__EXERCISE PROMPT__. Set down all of the entries word for word, omitting the images they contain.

__LISTED ENTRIES__.
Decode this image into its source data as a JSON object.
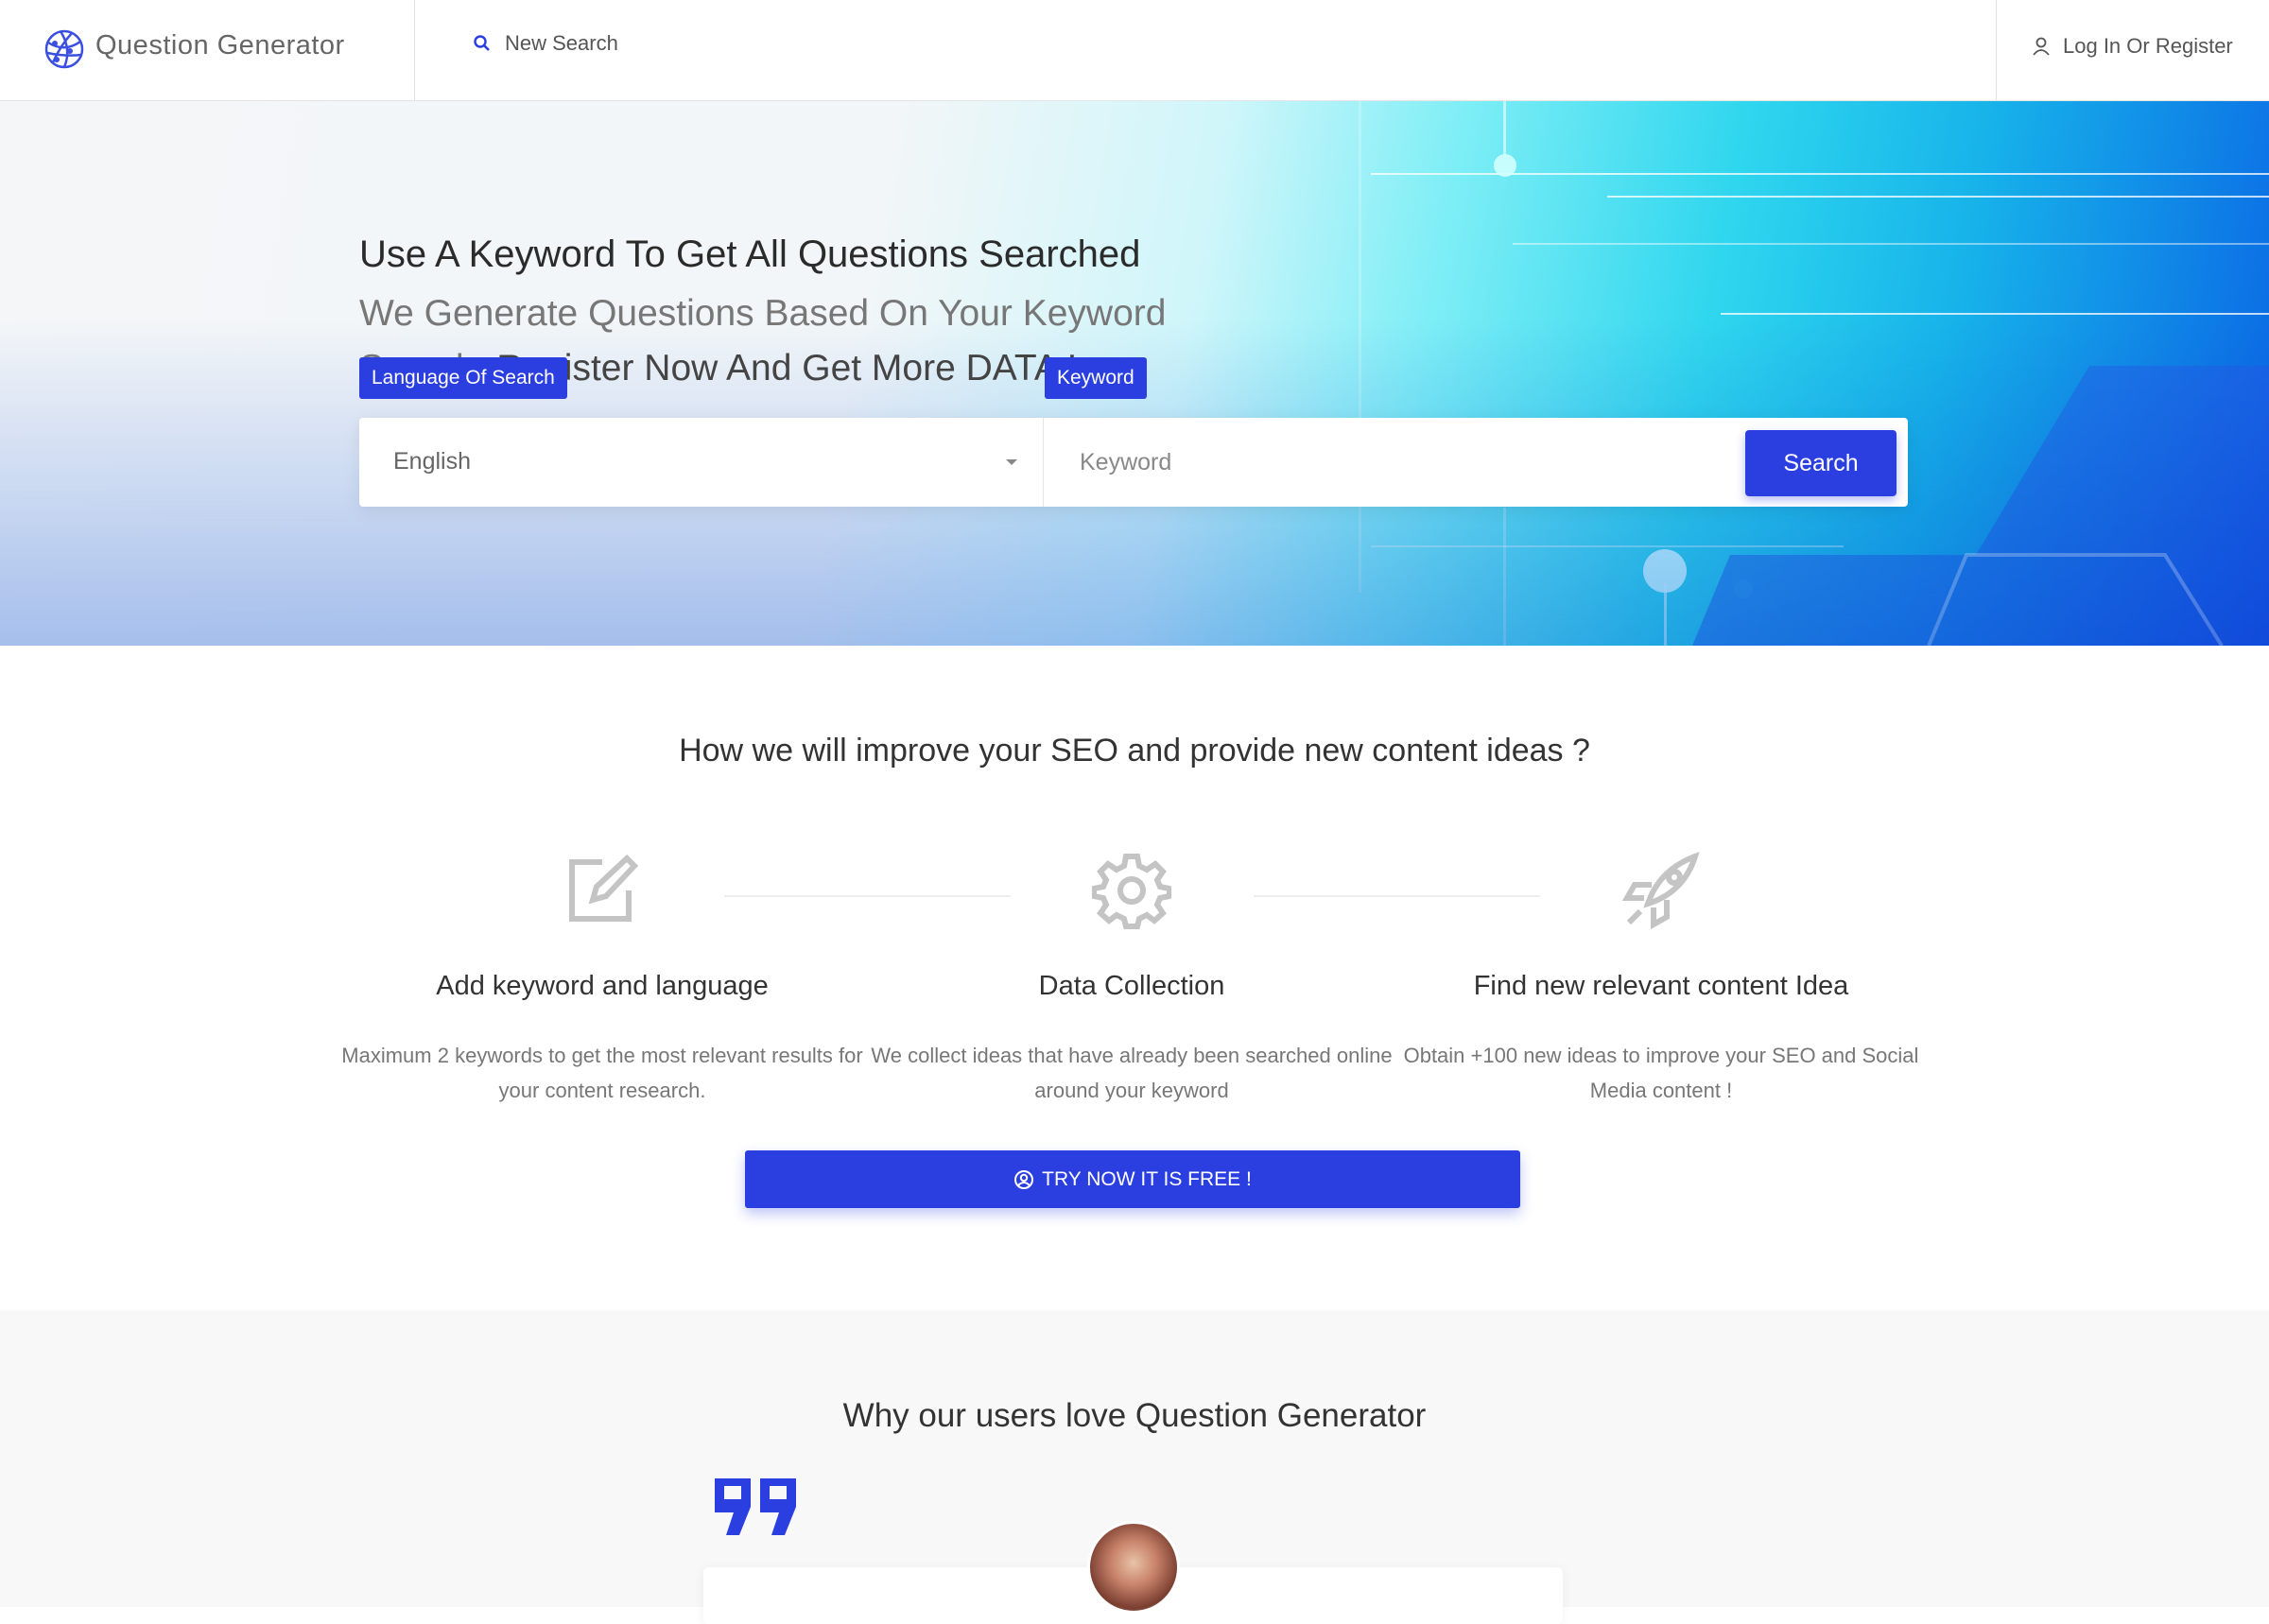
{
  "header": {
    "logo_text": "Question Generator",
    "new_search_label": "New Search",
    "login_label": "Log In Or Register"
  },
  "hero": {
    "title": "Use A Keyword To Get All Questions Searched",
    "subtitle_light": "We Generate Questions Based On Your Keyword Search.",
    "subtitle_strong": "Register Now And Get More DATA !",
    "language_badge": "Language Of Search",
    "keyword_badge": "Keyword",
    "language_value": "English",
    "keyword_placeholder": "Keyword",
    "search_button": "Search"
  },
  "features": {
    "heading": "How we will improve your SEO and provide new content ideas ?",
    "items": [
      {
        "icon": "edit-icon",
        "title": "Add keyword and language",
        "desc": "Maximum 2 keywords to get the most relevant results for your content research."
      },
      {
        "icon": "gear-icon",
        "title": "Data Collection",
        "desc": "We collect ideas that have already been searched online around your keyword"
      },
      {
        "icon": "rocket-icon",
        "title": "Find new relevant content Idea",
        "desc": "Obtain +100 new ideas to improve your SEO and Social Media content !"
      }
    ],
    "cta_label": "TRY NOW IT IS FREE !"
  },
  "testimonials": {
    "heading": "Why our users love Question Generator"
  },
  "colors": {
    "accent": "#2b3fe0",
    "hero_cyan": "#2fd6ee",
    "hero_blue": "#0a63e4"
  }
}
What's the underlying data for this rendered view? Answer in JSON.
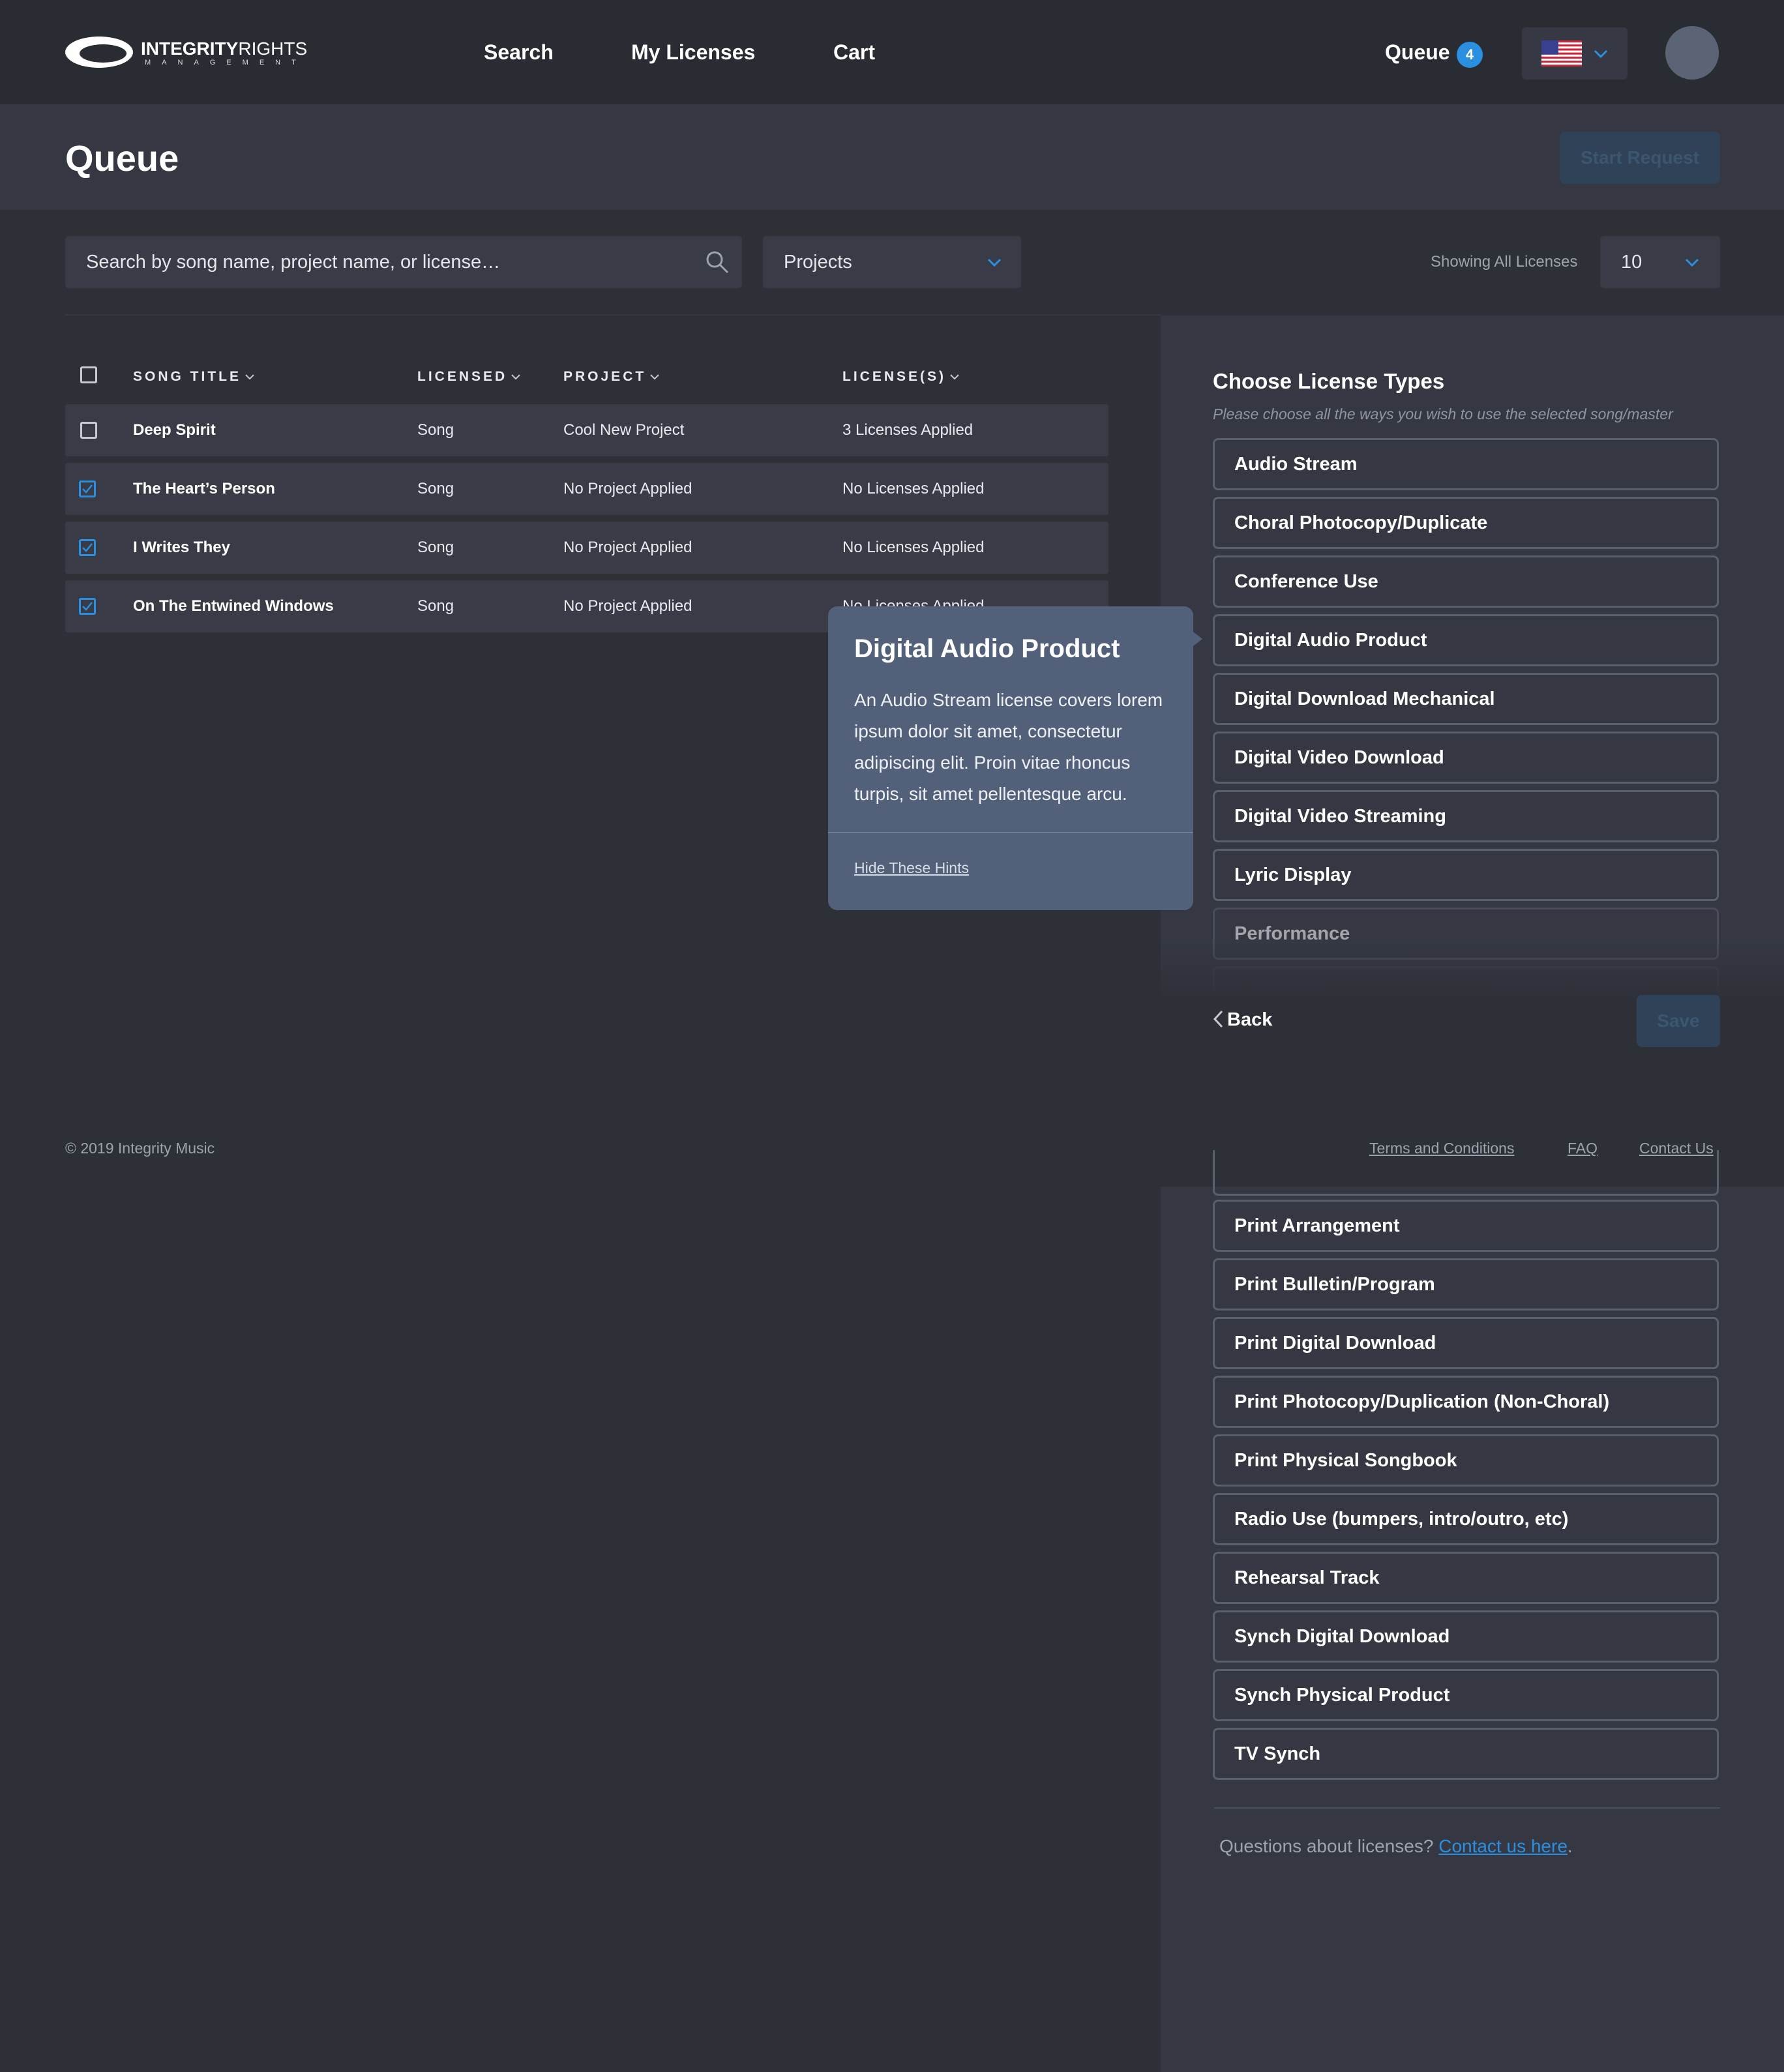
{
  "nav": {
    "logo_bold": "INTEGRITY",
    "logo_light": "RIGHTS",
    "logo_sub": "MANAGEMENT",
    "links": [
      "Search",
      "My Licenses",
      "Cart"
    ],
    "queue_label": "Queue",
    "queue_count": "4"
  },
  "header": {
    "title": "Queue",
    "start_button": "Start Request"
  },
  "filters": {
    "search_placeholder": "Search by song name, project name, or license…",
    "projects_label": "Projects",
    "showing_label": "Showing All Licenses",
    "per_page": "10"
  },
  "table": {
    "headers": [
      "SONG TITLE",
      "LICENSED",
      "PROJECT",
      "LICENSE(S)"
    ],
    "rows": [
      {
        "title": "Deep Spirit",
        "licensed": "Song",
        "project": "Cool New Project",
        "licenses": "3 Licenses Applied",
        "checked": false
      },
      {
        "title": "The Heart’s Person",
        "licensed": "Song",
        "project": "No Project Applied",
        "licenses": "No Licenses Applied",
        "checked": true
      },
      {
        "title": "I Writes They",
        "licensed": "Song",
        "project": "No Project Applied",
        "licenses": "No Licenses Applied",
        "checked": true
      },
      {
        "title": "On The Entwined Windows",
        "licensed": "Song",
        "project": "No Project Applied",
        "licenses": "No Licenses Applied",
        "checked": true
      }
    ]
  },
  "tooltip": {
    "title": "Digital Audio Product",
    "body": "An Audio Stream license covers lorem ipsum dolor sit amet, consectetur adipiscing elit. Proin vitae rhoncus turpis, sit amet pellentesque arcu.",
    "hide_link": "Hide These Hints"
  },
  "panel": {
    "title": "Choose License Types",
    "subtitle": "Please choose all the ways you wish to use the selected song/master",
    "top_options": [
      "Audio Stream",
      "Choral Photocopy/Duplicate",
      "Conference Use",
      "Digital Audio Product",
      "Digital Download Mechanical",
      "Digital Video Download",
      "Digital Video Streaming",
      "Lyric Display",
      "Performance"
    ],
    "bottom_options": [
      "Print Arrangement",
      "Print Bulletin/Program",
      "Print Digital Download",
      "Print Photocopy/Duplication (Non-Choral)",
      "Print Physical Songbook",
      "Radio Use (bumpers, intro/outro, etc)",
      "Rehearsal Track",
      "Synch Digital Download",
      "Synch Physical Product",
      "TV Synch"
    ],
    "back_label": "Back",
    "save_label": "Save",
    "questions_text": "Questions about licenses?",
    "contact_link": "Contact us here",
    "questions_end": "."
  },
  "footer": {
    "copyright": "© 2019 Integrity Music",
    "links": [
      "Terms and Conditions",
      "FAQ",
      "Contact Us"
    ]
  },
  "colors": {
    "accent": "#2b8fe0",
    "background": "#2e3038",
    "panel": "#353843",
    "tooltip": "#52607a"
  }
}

__COMPLETED EXERCISE__.
Decode this image into its source data as a JSON object.
{
  "header": {
    "logo_text": "Question Generator",
    "new_search_label": "New Search",
    "login_label": "Log In Or Register"
  },
  "hero": {
    "title": "Use A Keyword To Get All Questions Searched",
    "subtitle_light": "We Generate Questions Based On Your Keyword Search.",
    "subtitle_strong": "Register Now And Get More DATA !",
    "language_badge": "Language Of Search",
    "keyword_badge": "Keyword",
    "language_value": "English",
    "keyword_placeholder": "Keyword",
    "search_button": "Search"
  },
  "features": {
    "heading": "How we will improve your SEO and provide new content ideas ?",
    "items": [
      {
        "icon": "edit-icon",
        "title": "Add keyword and language",
        "desc": "Maximum 2 keywords to get the most relevant results for your content research."
      },
      {
        "icon": "gear-icon",
        "title": "Data Collection",
        "desc": "We collect ideas that have already been searched online around your keyword"
      },
      {
        "icon": "rocket-icon",
        "title": "Find new relevant content Idea",
        "desc": "Obtain +100 new ideas to improve your SEO and Social Media content !"
      }
    ],
    "cta_label": "TRY NOW IT IS FREE !"
  },
  "testimonials": {
    "heading": "Why our users love Question Generator"
  },
  "colors": {
    "accent": "#2b3fe0",
    "hero_cyan": "#2fd6ee",
    "hero_blue": "#0a63e4"
  }
}
What's the underlying data for this rendered view? Answer in JSON.
{
  "nav": {
    "logo_bold": "INTEGRITY",
    "logo_light": "RIGHTS",
    "logo_sub": "MANAGEMENT",
    "links": [
      "Search",
      "My Licenses",
      "Cart"
    ],
    "queue_label": "Queue",
    "queue_count": "4"
  },
  "header": {
    "title": "Queue",
    "start_button": "Start Request"
  },
  "filters": {
    "search_placeholder": "Search by song name, project name, or license…",
    "projects_label": "Projects",
    "showing_label": "Showing All Licenses",
    "per_page": "10"
  },
  "table": {
    "headers": [
      "SONG TITLE",
      "LICENSED",
      "PROJECT",
      "LICENSE(S)"
    ],
    "rows": [
      {
        "title": "Deep Spirit",
        "licensed": "Song",
        "project": "Cool New Project",
        "licenses": "3 Licenses Applied",
        "checked": false
      },
      {
        "title": "The Heart’s Person",
        "licensed": "Song",
        "project": "No Project Applied",
        "licenses": "No Licenses Applied",
        "checked": true
      },
      {
        "title": "I Writes They",
        "licensed": "Song",
        "project": "No Project Applied",
        "licenses": "No Licenses Applied",
        "checked": true
      },
      {
        "title": "On The Entwined Windows",
        "licensed": "Song",
        "project": "No Project Applied",
        "licenses": "No Licenses Applied",
        "checked": true
      }
    ]
  },
  "tooltip": {
    "title": "Digital Audio Product",
    "body": "An Audio Stream license covers lorem ipsum dolor sit amet, consectetur adipiscing elit. Proin vitae rhoncus turpis, sit amet pellentesque arcu.",
    "hide_link": "Hide These Hints"
  },
  "panel": {
    "title": "Choose License Types",
    "subtitle": "Please choose all the ways you wish to use the selected song/master",
    "top_options": [
      "Audio Stream",
      "Choral Photocopy/Duplicate",
      "Conference Use",
      "Digital Audio Product",
      "Digital Download Mechanical",
      "Digital Video Download",
      "Digital Video Streaming",
      "Lyric Display",
      "Performance"
    ],
    "bottom_options": [
      "Print Arrangement",
      "Print Bulletin/Program",
      "Print Digital Download",
      "Print Photocopy/Duplication (Non-Choral)",
      "Print Physical Songbook",
      "Radio Use (bumpers, intro/outro, etc)",
      "Rehearsal Track",
      "Synch Digital Download",
      "Synch Physical Product",
      "TV Synch"
    ],
    "back_label": "Back",
    "save_label": "Save",
    "questions_text": "Questions about licenses?",
    "contact_link": "Contact us here",
    "questions_end": "."
  },
  "footer": {
    "copyright": "© 2019 Integrity Music",
    "links": [
      "Terms and Conditions",
      "FAQ",
      "Contact Us"
    ]
  },
  "colors": {
    "accent": "#2b8fe0",
    "background": "#2e3038",
    "panel": "#353843",
    "tooltip": "#52607a"
  }
}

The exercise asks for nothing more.